» **REQUIRED TASK**: Without changing a character, return the entries, but not the images they hold.

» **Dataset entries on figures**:
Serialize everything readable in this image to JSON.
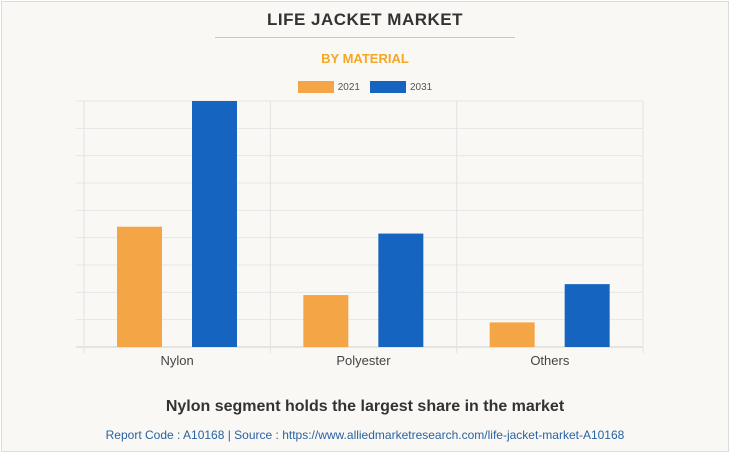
{
  "chart_data": {
    "type": "bar",
    "title": "LIFE JACKET MARKET",
    "subtitle": "BY MATERIAL",
    "categories": [
      "Nylon",
      "Polyester",
      "Others"
    ],
    "series": [
      {
        "name": "2021",
        "color": "#f4a545",
        "values": [
          4.4,
          1.9,
          0.9
        ]
      },
      {
        "name": "2031",
        "color": "#1565c0",
        "values": [
          9.0,
          4.15,
          2.3
        ]
      }
    ],
    "ylim": [
      0,
      9
    ],
    "y_gridlines": 10,
    "y_tick_labels_visible": false,
    "grid": true,
    "legend_position": "top-center"
  },
  "footer": {
    "headline": "Nylon segment holds the largest share in the market",
    "source": "Report Code : A10168  |  Source : https://www.alliedmarketresearch.com/life-jacket-market-A10168"
  }
}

» **RESPONSE TO THE EXERCISE**:
Serialize everything readable in this image to JSON.
{
  "chart_data": {
    "type": "bar",
    "title": "LIFE JACKET MARKET",
    "subtitle": "BY MATERIAL",
    "categories": [
      "Nylon",
      "Polyester",
      "Others"
    ],
    "series": [
      {
        "name": "2021",
        "color": "#f4a545",
        "values": [
          4.4,
          1.9,
          0.9
        ]
      },
      {
        "name": "2031",
        "color": "#1565c0",
        "values": [
          9.0,
          4.15,
          2.3
        ]
      }
    ],
    "ylim": [
      0,
      9
    ],
    "y_gridlines": 10,
    "y_tick_labels_visible": false,
    "grid": true,
    "legend_position": "top-center"
  },
  "footer": {
    "headline": "Nylon segment holds the largest share in the market",
    "source": "Report Code : A10168  |  Source : https://www.alliedmarketresearch.com/life-jacket-market-A10168"
  }
}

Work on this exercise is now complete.